STATED PROBLEM A:
In the article on color seasons below, which Seasons does the writer say most often produce a clear best choice during a draping?

Is ONE Season Always The Best?

Good question, for our week of questions. #2a: Can someone, even in the 12 [Seasons], fit in-between a couple of Seasons, (e.g, between True and Bright Winter) or will they absolutely ONLY fit into one category?

Answer: Only ONE. I have never met anyone who isn’t most perfected by one palette alone. One group of colours has the ability to bring out a never-before-seen version of every person that no other group of colours can do so well. Based on 100 PCAs, that is a truth.

 

#2b: What does it mean to be on the warm or cool side of my Season?

During a draping, some people are No Contest better in their Season than any other. There’s no hesitation in making the choice of the best colour. I find this happens often with the True Seasons.

With other people, the call between the best Season and the 2nd runner-up is harder to decide. There might be flattering effects with both, though one will always be better. The person will fit into their Season but edge a little closer to whatever that 2nd runner-up was, cooler or warmer. I see this more often with Neutral Seasons. Why?

Seasons are a continuum of 3 colour qualities (light/dark, cool/warm, soft/clear) that continuously change as they progress along a circular road with 12 cities on it. On that road, every city’s climate is either warmer or cooler than those on either side. For those who bought my book, you’ll see that in The Season Circle diagram. Your colouring, your personal Season marker, can sit right in a city or anywhere along the road between two cities.

The Neutral Seasons are those 8 groups of natural colouring that contain some warmer and some cooler versions of their particular best colours. How much of both can vary. It’s not 50:50 or 75:25 or fixed among the members of any group.

You might have two Light Springs, persons whose colouring is found in the colours of the Spring group that is influenced by a little of what Summer does to colour.

One can be 80% Spring and 20% Summer, so they are warmer and run very close to the next Season on the warm side. They might wear some of that warmer neighbor’s colours successfully.

The other person might be 60% Spring and 40% Summer, so closer to the cool side. They’ll share cool colours better.

Both are most perfect in the Light Spring palette because that’s where the majority of their pigmentation is found. You’ll find people who are 51% of one Season and 49% of the neighbor.

 

#2c: If I’m close to my warm neighbour Season, can I wear their colours fairly well?

DATA ROWS:
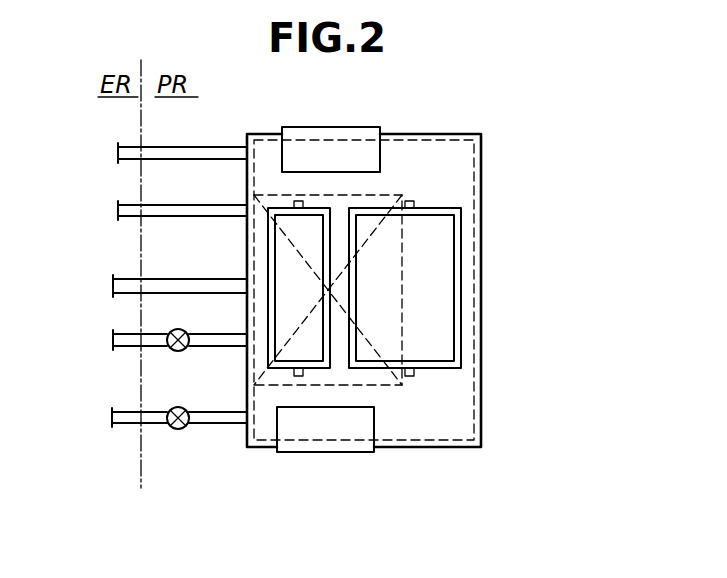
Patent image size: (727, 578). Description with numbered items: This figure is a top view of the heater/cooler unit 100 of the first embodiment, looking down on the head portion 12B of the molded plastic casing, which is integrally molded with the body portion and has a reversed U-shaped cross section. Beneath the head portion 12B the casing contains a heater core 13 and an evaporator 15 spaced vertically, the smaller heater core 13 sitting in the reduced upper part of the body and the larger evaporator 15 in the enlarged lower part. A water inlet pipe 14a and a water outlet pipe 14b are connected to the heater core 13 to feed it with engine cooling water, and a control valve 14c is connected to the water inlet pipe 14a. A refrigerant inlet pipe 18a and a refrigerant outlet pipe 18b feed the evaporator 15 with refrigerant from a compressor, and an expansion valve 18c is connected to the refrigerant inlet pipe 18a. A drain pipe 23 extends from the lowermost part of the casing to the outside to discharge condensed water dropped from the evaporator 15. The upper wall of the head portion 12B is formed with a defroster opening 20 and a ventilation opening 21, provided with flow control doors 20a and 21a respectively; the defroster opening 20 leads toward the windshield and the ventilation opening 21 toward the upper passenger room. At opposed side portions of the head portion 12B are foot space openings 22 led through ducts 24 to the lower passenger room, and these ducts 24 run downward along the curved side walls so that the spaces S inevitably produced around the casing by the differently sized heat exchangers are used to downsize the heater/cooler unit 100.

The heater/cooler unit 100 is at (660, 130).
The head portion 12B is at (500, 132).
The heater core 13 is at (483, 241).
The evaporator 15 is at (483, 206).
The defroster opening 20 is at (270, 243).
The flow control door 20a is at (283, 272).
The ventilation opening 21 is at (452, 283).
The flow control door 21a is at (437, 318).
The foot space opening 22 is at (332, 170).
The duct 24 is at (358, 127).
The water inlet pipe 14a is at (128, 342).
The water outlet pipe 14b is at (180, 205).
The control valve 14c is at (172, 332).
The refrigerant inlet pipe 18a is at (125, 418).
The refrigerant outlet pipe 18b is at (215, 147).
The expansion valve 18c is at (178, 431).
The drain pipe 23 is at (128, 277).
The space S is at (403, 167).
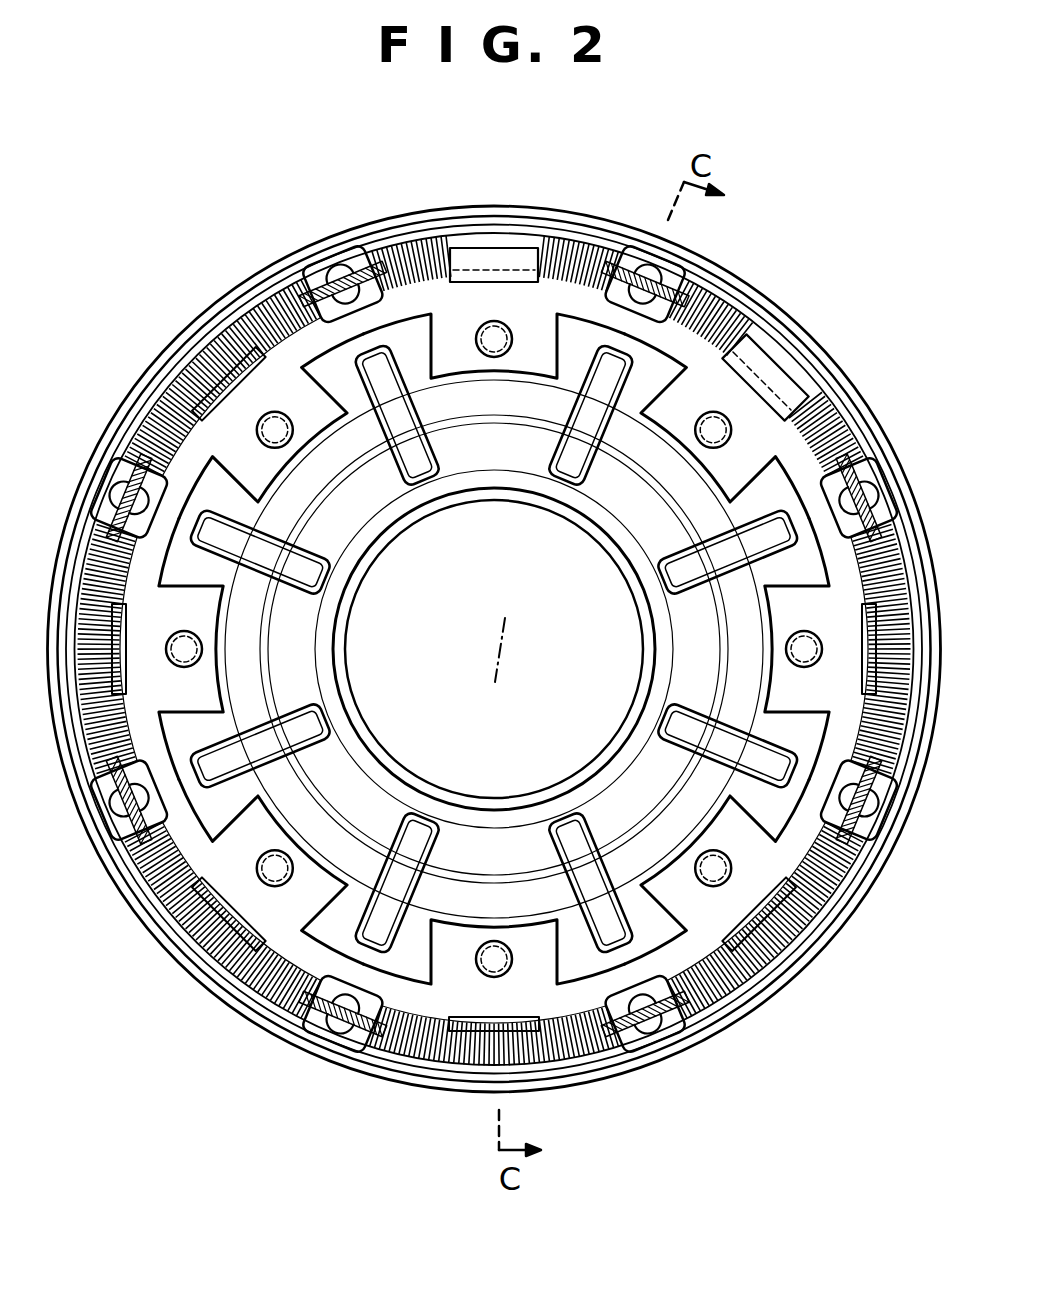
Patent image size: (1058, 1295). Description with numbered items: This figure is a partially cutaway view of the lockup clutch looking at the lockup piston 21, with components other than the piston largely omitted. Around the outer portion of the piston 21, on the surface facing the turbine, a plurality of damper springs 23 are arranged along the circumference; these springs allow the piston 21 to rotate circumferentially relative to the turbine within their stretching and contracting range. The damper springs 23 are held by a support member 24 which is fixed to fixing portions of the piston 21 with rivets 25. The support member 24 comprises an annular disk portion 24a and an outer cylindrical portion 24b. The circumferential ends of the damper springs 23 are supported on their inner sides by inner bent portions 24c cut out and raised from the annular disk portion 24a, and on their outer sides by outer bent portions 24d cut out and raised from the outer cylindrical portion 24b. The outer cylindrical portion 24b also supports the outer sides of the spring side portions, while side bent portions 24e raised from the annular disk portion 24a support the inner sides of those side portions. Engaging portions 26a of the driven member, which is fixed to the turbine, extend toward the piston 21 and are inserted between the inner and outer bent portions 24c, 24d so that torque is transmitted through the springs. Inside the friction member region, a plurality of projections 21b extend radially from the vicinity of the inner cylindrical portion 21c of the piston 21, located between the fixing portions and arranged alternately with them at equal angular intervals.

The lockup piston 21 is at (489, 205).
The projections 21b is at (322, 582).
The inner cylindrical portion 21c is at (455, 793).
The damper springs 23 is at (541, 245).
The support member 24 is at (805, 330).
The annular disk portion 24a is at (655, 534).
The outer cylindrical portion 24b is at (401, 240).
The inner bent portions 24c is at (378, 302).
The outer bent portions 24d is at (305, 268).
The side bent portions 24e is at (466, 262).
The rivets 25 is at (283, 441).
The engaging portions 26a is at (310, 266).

STATED PROBLEM B:
Render the listing above as a Markdown table with the columns Number and Listing line, one row per line and blank lines left out. Cover only the part starting at the beginning of the listing and ending at the line that contains "The heater/cooler unit 100 is at (660, 130).", and leave out the pictures.

EXERCISE RESULT A:
The True Seasons.

EXERCISE RESULT B:
| Number | Listing line |
|---|---|
| 1 | Patent image size: (727, 578). Description with numbered items: This figure is a top view of the heater/cooler unit 100 of the first embodiment, looking down on the head portion 12B of the molded plastic casing, which is integrally molded with the body portion and has a reversed U-shaped cross section. Beneath the head portion 12B the casing contains a heater core 13 and an evaporator 15 spaced vertically, the smaller heater core 13 sitting in the reduced upper part of the body and the larger evaporator 15 in the enlarged lower part. A water inlet pipe 14a and a water outlet pipe 14b are connected to the heater core 13 to feed it with engine cooling water, and a control valve 14c is connected to the water inlet pipe 14a. A refrigerant inlet pipe 18a and a refrigerant outlet pipe 18b feed the evaporator 15 with refrigerant from a compressor, and an expansion valve 18c is connected to the refrigerant inlet pipe 18a. A drain pipe 23 extends from the lowermost part of the casing to the outside to discharge condensed water dropped from the evaporator 15. The upper wall of the head portion 12B is formed with a defroster opening 20 and a ventilation opening 21, provided with flow control doors 20a and 21a respectively; the defroster opening 20 leads toward the windshield and the ventilation opening 21 toward the upper passenger room. At opposed side portions of the head portion 12B are foot space openings 22 led through ducts 24 to the lower passenger room, and these ducts 24 run downward along the curved side walls so that the spaces S inevitably produced around the casing by the differently sized heat exchangers are used to downsize the heater/cooler unit 100. |
| 2 | The heater/cooler unit 100 is at (660, 130). |